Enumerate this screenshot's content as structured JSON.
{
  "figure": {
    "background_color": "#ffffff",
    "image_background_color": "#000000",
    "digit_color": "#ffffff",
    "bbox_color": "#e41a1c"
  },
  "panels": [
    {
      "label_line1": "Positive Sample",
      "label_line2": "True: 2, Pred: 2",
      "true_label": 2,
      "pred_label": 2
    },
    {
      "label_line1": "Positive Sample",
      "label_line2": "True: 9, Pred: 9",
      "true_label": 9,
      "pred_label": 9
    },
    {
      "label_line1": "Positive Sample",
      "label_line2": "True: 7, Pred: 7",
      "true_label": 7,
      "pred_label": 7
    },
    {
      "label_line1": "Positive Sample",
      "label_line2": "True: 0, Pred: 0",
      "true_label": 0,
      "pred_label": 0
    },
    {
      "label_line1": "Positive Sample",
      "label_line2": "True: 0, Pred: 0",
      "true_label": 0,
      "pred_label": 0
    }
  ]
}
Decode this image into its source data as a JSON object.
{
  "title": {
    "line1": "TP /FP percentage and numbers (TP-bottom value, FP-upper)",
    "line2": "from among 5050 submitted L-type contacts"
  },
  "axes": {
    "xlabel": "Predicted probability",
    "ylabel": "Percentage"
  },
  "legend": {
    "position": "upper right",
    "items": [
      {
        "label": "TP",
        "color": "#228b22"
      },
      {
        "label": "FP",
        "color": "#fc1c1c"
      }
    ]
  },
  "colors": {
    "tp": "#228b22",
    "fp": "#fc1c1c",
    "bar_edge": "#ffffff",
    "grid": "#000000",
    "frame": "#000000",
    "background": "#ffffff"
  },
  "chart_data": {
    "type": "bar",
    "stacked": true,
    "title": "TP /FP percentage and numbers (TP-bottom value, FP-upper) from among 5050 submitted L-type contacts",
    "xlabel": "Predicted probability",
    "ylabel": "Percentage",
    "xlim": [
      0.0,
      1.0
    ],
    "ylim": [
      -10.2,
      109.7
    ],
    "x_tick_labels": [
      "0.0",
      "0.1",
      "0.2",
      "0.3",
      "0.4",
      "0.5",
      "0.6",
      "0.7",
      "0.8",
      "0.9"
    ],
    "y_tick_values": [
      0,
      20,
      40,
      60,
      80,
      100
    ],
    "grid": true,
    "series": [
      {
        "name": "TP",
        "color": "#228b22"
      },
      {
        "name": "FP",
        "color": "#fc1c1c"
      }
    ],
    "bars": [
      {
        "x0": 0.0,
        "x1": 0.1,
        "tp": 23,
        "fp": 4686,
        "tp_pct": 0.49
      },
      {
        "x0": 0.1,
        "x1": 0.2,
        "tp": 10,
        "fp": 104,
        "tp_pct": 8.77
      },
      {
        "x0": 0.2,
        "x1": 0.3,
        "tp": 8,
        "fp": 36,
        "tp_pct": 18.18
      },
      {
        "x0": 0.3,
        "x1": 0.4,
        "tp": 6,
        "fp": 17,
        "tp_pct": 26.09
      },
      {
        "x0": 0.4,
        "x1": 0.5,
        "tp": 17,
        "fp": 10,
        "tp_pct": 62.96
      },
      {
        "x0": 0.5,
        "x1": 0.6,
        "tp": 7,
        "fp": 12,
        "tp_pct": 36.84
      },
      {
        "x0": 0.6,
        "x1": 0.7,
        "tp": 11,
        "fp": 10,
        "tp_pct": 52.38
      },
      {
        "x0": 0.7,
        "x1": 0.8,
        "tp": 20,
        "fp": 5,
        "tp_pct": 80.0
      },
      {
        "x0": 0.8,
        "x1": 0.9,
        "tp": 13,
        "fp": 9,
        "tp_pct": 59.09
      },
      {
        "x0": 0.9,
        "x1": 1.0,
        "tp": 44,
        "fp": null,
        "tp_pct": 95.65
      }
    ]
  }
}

===============

(The request) Repeat the data above, word for word.

(Result of the exercise)
Enumerate this screenshot's content as structured JSON.
{
  "figure": {
    "background_color": "#ffffff",
    "image_background_color": "#000000",
    "digit_color": "#ffffff",
    "bbox_color": "#e41a1c"
  },
  "panels": [
    {
      "label_line1": "Positive Sample",
      "label_line2": "True: 2, Pred: 2",
      "true_label": 2,
      "pred_label": 2
    },
    {
      "label_line1": "Positive Sample",
      "label_line2": "True: 9, Pred: 9",
      "true_label": 9,
      "pred_label": 9
    },
    {
      "label_line1": "Positive Sample",
      "label_line2": "True: 7, Pred: 7",
      "true_label": 7,
      "pred_label": 7
    },
    {
      "label_line1": "Positive Sample",
      "label_line2": "True: 0, Pred: 0",
      "true_label": 0,
      "pred_label": 0
    },
    {
      "label_line1": "Positive Sample",
      "label_line2": "True: 0, Pred: 0",
      "true_label": 0,
      "pred_label": 0
    }
  ]
}
Decode this image into its source data as a JSON object.
{
  "title": {
    "line1": "TP /FP percentage and numbers (TP-bottom value, FP-upper)",
    "line2": "from among 5050 submitted L-type contacts"
  },
  "axes": {
    "xlabel": "Predicted probability",
    "ylabel": "Percentage"
  },
  "legend": {
    "position": "upper right",
    "items": [
      {
        "label": "TP",
        "color": "#228b22"
      },
      {
        "label": "FP",
        "color": "#fc1c1c"
      }
    ]
  },
  "colors": {
    "tp": "#228b22",
    "fp": "#fc1c1c",
    "bar_edge": "#ffffff",
    "grid": "#000000",
    "frame": "#000000",
    "background": "#ffffff"
  },
  "chart_data": {
    "type": "bar",
    "stacked": true,
    "title": "TP /FP percentage and numbers (TP-bottom value, FP-upper) from among 5050 submitted L-type contacts",
    "xlabel": "Predicted probability",
    "ylabel": "Percentage",
    "xlim": [
      0.0,
      1.0
    ],
    "ylim": [
      -10.2,
      109.7
    ],
    "x_tick_labels": [
      "0.0",
      "0.1",
      "0.2",
      "0.3",
      "0.4",
      "0.5",
      "0.6",
      "0.7",
      "0.8",
      "0.9"
    ],
    "y_tick_values": [
      0,
      20,
      40,
      60,
      80,
      100
    ],
    "grid": true,
    "series": [
      {
        "name": "TP",
        "color": "#228b22"
      },
      {
        "name": "FP",
        "color": "#fc1c1c"
      }
    ],
    "bars": [
      {
        "x0": 0.0,
        "x1": 0.1,
        "tp": 23,
        "fp": 4686,
        "tp_pct": 0.49
      },
      {
        "x0": 0.1,
        "x1": 0.2,
        "tp": 10,
        "fp": 104,
        "tp_pct": 8.77
      },
      {
        "x0": 0.2,
        "x1": 0.3,
        "tp": 8,
        "fp": 36,
        "tp_pct": 18.18
      },
      {
        "x0": 0.3,
        "x1": 0.4,
        "tp": 6,
        "fp": 17,
        "tp_pct": 26.09
      },
      {
        "x0": 0.4,
        "x1": 0.5,
        "tp": 17,
        "fp": 10,
        "tp_pct": 62.96
      },
      {
        "x0": 0.5,
        "x1": 0.6,
        "tp": 7,
        "fp": 12,
        "tp_pct": 36.84
      },
      {
        "x0": 0.6,
        "x1": 0.7,
        "tp": 11,
        "fp": 10,
        "tp_pct": 52.38
      },
      {
        "x0": 0.7,
        "x1": 0.8,
        "tp": 20,
        "fp": 5,
        "tp_pct": 80.0
      },
      {
        "x0": 0.8,
        "x1": 0.9,
        "tp": 13,
        "fp": 9,
        "tp_pct": 59.09
      },
      {
        "x0": 0.9,
        "x1": 1.0,
        "tp": 44,
        "fp": null,
        "tp_pct": 95.65
      }
    ]
  }
}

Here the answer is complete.